Text provided:

*** Begin section ***

Compartmentalized and Binary Behavior of Terminal Dendrites in Hippocampal Pyramidal Neurons
Abstract number :
1.019
Submission category :
Year :
2001
Submission ID :
3065
Source :
www.aesnet.org
Presentation date :
12/1/2001 12:00:00 AM
Published date :
Dec 1, 2001, 06:00 AM
Authors :
D-S. Wei, PhD, Neurology, University of Maryland School of Medicine, Baltimore, MD; S.M. Thompson, PhD, Physiology, University of Maryland School of Medicine, Baltimore, MD; C-M. Tang, MD, PhD, Neurology, University of Maryland School of Medicine, Baltimo
RATIONALE: Dendrites are not passive antennae that simply receive synaptic inputs, but rather actively process and transform them as they are received. Terminal dendritic segments comprise 70-90% of the dendritic tree and receive the majority of synaptic inputs, but have been little studied due to their inaccessibility to conventional electrophysiological techniques.
METHODS: Whole-cell recording was used to study membrane potential changes generated by CA1 pyramidal cells in hippocampal slice cultures in response to fluorescence guided focal photolysis of caged glutamate at individual terminal dendritic branches (10 um diameter spot size).

*** End section ***

Tasks for this exercise:
1 – According to the abstract on terminal dendrites, what share of the dendritic tree do terminal dendritic segments make up?
2 – Continue the abstract on terminal dendrites, picking up after its last sentence.

[Dataset entries]

*** Begin section ***

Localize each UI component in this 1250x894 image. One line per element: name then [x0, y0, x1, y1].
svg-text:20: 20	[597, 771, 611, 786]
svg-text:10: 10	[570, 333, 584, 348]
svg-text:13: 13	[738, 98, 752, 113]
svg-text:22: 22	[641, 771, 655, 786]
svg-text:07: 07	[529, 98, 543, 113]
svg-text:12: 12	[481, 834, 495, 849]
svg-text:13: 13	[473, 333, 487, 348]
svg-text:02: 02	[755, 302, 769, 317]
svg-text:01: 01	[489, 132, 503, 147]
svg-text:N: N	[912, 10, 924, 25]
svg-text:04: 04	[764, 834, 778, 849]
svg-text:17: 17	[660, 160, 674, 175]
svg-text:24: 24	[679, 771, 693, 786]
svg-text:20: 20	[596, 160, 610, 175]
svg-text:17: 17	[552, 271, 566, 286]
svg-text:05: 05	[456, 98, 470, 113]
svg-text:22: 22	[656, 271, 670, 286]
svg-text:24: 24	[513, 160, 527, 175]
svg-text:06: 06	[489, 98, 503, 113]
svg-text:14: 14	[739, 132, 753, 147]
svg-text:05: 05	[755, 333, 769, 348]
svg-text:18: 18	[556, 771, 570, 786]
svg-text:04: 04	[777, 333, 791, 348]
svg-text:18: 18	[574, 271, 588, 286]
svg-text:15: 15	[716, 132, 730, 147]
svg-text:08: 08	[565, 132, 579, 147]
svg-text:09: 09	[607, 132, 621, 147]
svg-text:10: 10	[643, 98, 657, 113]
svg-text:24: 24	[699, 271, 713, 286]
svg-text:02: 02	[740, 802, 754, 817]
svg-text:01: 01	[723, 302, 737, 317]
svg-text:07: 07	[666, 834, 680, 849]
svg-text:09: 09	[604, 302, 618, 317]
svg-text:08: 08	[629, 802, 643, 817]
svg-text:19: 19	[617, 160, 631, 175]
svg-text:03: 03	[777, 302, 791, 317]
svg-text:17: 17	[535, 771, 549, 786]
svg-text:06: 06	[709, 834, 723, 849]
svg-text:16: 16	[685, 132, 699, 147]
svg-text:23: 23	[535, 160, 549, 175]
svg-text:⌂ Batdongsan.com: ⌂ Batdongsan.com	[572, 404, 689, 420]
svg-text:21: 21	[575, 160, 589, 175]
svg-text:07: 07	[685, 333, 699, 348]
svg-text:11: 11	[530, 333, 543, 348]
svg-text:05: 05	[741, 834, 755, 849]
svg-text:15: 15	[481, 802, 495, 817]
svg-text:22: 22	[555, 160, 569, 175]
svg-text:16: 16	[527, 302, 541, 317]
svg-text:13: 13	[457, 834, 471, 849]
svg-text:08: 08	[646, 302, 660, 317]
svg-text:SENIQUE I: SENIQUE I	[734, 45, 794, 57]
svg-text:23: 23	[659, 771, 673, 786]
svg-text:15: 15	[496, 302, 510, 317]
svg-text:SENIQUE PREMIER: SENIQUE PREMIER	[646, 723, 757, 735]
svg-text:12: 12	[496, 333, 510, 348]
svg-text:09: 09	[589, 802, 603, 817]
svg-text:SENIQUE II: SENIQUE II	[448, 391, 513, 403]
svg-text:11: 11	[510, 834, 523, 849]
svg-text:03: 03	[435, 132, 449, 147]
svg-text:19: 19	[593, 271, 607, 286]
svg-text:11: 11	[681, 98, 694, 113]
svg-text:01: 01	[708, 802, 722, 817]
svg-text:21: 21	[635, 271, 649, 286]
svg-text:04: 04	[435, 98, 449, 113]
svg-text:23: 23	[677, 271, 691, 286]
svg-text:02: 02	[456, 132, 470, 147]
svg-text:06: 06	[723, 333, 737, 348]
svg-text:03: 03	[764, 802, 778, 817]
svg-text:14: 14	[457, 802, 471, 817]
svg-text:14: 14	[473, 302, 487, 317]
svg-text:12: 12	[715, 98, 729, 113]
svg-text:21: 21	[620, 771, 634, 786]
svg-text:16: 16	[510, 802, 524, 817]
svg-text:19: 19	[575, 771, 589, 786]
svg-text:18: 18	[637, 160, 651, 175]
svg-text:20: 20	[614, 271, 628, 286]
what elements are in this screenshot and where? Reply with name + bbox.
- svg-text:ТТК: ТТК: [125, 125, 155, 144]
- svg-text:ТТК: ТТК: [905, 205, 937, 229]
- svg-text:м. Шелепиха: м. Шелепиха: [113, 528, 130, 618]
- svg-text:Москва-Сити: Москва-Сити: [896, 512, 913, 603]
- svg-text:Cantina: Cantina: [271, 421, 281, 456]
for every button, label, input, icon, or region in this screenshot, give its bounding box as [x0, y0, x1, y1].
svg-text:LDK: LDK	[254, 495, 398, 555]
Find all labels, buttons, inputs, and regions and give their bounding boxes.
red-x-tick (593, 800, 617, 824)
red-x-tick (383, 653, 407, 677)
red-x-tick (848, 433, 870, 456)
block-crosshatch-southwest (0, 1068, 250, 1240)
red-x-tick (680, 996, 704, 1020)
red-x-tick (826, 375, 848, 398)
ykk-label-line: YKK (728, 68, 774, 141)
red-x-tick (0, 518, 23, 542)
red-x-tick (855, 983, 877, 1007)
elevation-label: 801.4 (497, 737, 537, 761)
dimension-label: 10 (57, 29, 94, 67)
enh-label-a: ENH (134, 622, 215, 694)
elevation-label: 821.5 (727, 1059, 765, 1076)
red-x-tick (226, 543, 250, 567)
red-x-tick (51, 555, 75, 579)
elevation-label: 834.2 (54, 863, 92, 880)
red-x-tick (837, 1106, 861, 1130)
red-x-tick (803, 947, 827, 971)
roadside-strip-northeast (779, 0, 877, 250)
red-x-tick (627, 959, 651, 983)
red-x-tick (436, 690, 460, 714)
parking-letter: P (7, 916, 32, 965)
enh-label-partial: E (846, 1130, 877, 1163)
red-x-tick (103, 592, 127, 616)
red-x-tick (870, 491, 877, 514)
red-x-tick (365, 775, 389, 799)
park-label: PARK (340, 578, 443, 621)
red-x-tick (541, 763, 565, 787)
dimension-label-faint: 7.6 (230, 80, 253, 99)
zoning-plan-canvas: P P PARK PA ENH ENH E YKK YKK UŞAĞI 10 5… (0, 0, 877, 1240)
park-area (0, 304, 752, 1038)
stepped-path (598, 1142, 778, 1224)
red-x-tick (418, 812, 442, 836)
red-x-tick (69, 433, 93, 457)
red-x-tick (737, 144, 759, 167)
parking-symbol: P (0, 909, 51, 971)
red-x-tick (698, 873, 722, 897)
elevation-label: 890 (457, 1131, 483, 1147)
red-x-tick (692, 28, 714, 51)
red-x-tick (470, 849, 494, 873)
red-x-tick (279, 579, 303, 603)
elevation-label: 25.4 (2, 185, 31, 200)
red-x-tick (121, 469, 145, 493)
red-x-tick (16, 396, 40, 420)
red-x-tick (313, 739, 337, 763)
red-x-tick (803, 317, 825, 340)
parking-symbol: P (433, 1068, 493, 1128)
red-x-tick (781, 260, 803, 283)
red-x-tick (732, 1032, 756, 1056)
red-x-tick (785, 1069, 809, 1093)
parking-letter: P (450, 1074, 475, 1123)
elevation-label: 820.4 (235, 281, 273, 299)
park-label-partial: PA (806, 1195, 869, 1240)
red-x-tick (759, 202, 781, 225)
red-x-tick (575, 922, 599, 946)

*** End section ***

Answers per task:
1 – 70-90%

2 –
RESULTS: Terminal dendrites generated passive graded subthreshold responses following brief glutamate pulses (1-3 ms). Active, cadmium-sensitive, all-or-none responses were generated following larger (3-10 ms) glutamate pulses. All-or-none responses in terminal branches were incapabale of triggering somato-dendritic action potentials. Calcium imaging revealed that subthreshold responses were confined to the vicinity of the focal photolysis, whereas all-or-none responses triggered calcium influx throughout an individual terminal dendrite, but did not propagate past branch points. All-or-none responses were preferentially triggered by NMDA receptor activation. The duration of the all-or-none response was prolonged 10-fold by intracellular BAPTA.
CONCLUSIONS: We conclude that strong stimulation of glutamatergic receptors in terminal dendrites can activate voltage-dependent calcium channels. These regenerative calcium spikes propagate throughout the stimulated dendritic branch until propagation ceases at branch points, presumably due to impedence mismatches. Terminal dendritic branches thus behave as individual compartments and are capable of highly non-linear behavior. Compartmentalized and binary behavior of terminal dendrites enables parallel non-linear computation and may contribute to the induction of synaptic plasticity.
Support: VA, NIH (CMT), and UMB Bressler Funds (SMT).